TASK TO CARRY OUT |
Every line of the records below should be restated exactly.

Source data:
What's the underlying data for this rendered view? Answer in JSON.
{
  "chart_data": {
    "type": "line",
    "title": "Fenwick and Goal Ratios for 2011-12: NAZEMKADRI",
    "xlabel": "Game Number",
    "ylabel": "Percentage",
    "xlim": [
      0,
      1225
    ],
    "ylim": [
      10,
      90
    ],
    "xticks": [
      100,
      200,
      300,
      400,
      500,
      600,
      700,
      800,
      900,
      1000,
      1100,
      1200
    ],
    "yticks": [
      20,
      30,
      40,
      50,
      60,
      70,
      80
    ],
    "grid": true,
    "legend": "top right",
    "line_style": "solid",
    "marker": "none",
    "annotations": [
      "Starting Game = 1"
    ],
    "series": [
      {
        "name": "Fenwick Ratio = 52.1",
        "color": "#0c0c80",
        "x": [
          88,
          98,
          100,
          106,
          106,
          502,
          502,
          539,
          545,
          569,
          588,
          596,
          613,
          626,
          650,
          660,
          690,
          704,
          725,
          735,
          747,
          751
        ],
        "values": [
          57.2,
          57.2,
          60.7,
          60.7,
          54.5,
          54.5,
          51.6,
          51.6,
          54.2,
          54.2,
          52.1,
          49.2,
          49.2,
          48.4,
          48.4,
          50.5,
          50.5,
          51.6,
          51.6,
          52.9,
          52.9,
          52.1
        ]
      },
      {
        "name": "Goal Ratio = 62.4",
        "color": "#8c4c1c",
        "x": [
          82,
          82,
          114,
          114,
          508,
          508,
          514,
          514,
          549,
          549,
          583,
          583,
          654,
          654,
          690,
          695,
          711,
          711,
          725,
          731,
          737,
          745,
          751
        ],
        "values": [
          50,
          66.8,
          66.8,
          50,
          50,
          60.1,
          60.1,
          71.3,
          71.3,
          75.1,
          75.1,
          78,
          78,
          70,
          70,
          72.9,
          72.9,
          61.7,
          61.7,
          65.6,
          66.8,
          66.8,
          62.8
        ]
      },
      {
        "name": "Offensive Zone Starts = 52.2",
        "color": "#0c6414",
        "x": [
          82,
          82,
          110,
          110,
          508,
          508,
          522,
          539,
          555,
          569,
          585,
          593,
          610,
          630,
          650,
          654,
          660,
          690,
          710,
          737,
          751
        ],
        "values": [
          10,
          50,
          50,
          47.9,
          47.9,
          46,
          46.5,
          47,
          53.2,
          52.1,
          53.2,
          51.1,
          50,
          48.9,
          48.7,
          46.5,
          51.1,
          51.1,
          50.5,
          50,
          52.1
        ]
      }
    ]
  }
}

OUTPUT OF THE TASK |
What's the underlying data for this rendered view? Answer in JSON.
{
  "chart_data": {
    "type": "line",
    "title": "Fenwick and Goal Ratios for 2011-12: NAZEMKADRI",
    "xlabel": "Game Number",
    "ylabel": "Percentage",
    "xlim": [
      0,
      1225
    ],
    "ylim": [
      10,
      90
    ],
    "xticks": [
      100,
      200,
      300,
      400,
      500,
      600,
      700,
      800,
      900,
      1000,
      1100,
      1200
    ],
    "yticks": [
      20,
      30,
      40,
      50,
      60,
      70,
      80
    ],
    "grid": true,
    "legend": "top right",
    "line_style": "solid",
    "marker": "none",
    "annotations": [
      "Starting Game = 1"
    ],
    "series": [
      {
        "name": "Fenwick Ratio = 52.1",
        "color": "#0c0c80",
        "x": [
          88,
          98,
          100,
          106,
          106,
          502,
          502,
          539,
          545,
          569,
          588,
          596,
          613,
          626,
          650,
          660,
          690,
          704,
          725,
          735,
          747,
          751
        ],
        "values": [
          57.2,
          57.2,
          60.7,
          60.7,
          54.5,
          54.5,
          51.6,
          51.6,
          54.2,
          54.2,
          52.1,
          49.2,
          49.2,
          48.4,
          48.4,
          50.5,
          50.5,
          51.6,
          51.6,
          52.9,
          52.9,
          52.1
        ]
      },
      {
        "name": "Goal Ratio = 62.4",
        "color": "#8c4c1c",
        "x": [
          82,
          82,
          114,
          114,
          508,
          508,
          514,
          514,
          549,
          549,
          583,
          583,
          654,
          654,
          690,
          695,
          711,
          711,
          725,
          731,
          737,
          745,
          751
        ],
        "values": [
          50,
          66.8,
          66.8,
          50,
          50,
          60.1,
          60.1,
          71.3,
          71.3,
          75.1,
          75.1,
          78,
          78,
          70,
          70,
          72.9,
          72.9,
          61.7,
          61.7,
          65.6,
          66.8,
          66.8,
          62.8
        ]
      },
      {
        "name": "Offensive Zone Starts = 52.2",
        "color": "#0c6414",
        "x": [
          82,
          82,
          110,
          110,
          508,
          508,
          522,
          539,
          555,
          569,
          585,
          593,
          610,
          630,
          650,
          654,
          660,
          690,
          710,
          737,
          751
        ],
        "values": [
          10,
          50,
          50,
          47.9,
          47.9,
          46,
          46.5,
          47,
          53.2,
          52.1,
          53.2,
          51.1,
          50,
          48.9,
          48.7,
          46.5,
          51.1,
          51.1,
          50.5,
          50,
          52.1
        ]
      }
    ]
  }
}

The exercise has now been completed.